## Task instructions
Below are some entries. Copy each line that holds the string "otra".

## Provided records
"""

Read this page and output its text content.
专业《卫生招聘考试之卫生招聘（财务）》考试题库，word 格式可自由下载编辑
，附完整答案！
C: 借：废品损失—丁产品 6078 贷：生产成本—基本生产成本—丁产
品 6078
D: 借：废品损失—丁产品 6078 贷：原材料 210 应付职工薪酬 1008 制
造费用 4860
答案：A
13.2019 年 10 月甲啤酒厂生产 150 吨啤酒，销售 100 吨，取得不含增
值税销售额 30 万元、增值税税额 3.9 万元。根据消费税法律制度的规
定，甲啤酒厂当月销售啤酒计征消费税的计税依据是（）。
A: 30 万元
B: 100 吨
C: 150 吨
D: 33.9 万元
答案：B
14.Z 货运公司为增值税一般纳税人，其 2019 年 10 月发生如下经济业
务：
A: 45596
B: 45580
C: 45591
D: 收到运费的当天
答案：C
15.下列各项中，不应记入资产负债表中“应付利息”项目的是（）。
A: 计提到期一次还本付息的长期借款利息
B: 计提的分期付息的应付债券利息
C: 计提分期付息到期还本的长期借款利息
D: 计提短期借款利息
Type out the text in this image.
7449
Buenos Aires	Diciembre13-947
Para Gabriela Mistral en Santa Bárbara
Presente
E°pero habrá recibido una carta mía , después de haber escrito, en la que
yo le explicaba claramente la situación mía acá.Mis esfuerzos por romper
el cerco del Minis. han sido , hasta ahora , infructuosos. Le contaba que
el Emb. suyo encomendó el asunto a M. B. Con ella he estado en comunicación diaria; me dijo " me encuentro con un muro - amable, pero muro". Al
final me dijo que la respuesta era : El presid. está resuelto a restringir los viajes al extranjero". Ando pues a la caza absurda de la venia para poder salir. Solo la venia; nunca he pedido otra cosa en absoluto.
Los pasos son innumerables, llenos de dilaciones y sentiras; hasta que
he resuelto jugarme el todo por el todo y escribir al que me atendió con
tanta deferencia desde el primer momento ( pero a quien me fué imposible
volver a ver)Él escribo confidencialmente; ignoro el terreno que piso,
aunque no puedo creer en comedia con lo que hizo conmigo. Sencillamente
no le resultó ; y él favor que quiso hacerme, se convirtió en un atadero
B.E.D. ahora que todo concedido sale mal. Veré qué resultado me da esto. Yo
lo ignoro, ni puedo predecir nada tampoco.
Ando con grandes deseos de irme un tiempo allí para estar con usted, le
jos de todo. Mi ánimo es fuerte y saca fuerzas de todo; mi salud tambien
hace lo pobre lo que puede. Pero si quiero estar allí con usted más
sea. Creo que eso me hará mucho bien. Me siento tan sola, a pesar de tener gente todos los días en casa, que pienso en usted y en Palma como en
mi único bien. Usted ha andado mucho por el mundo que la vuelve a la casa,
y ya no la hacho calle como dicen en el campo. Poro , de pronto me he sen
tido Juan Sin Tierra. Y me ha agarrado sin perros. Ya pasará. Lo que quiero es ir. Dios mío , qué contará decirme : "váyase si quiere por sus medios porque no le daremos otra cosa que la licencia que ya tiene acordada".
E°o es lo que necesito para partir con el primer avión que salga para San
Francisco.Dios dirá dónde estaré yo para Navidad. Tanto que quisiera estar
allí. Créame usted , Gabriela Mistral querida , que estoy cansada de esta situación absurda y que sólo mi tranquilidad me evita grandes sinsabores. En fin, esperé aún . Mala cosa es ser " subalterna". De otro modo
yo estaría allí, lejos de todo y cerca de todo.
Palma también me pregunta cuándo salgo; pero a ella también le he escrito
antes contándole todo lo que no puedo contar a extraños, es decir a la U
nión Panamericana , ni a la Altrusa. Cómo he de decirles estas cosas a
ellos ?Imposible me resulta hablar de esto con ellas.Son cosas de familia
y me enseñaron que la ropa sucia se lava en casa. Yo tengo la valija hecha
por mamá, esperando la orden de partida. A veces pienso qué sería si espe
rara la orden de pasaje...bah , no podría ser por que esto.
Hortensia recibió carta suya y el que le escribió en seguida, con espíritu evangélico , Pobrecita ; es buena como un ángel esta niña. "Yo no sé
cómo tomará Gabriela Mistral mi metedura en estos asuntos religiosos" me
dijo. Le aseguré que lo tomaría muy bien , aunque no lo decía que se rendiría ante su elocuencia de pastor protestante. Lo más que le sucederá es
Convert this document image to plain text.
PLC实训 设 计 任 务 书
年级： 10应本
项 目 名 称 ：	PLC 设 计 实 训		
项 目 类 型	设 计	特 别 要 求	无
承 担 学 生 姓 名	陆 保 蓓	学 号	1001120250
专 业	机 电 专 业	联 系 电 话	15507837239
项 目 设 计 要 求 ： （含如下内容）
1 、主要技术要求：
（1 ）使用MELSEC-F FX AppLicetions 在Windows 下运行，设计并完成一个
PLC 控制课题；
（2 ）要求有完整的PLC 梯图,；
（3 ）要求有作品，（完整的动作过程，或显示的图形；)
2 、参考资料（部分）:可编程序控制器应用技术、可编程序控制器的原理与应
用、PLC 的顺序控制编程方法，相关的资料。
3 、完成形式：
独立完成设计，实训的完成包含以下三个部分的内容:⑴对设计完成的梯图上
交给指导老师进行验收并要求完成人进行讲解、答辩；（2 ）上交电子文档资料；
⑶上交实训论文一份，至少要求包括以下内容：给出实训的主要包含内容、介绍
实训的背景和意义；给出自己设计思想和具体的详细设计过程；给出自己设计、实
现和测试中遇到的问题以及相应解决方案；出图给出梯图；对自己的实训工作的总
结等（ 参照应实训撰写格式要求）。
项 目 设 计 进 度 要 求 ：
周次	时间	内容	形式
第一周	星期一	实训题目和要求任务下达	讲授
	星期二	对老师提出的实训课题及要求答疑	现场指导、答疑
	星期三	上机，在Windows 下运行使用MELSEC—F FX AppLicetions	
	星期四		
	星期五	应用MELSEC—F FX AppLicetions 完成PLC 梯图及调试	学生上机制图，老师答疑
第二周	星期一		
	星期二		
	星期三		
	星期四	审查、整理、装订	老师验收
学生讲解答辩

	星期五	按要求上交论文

"""

## Task output
final me dijo que la respuesta era : El presid. está resuelto a restringir los viajes al extranjero". Ando pues a la caza absurda de la venia para poder salir. Solo la venia; nunca he pedido otra cosa en absoluto.
tido Juan Sin Tierra. Y me ha agarrado sin perros. Ya pasará. Lo que quiero es ir. Dios mío , qué contará decirme : "váyase si quiere por sus medios porque no le daremos otra cosa que la licencia que ya tiene acordada".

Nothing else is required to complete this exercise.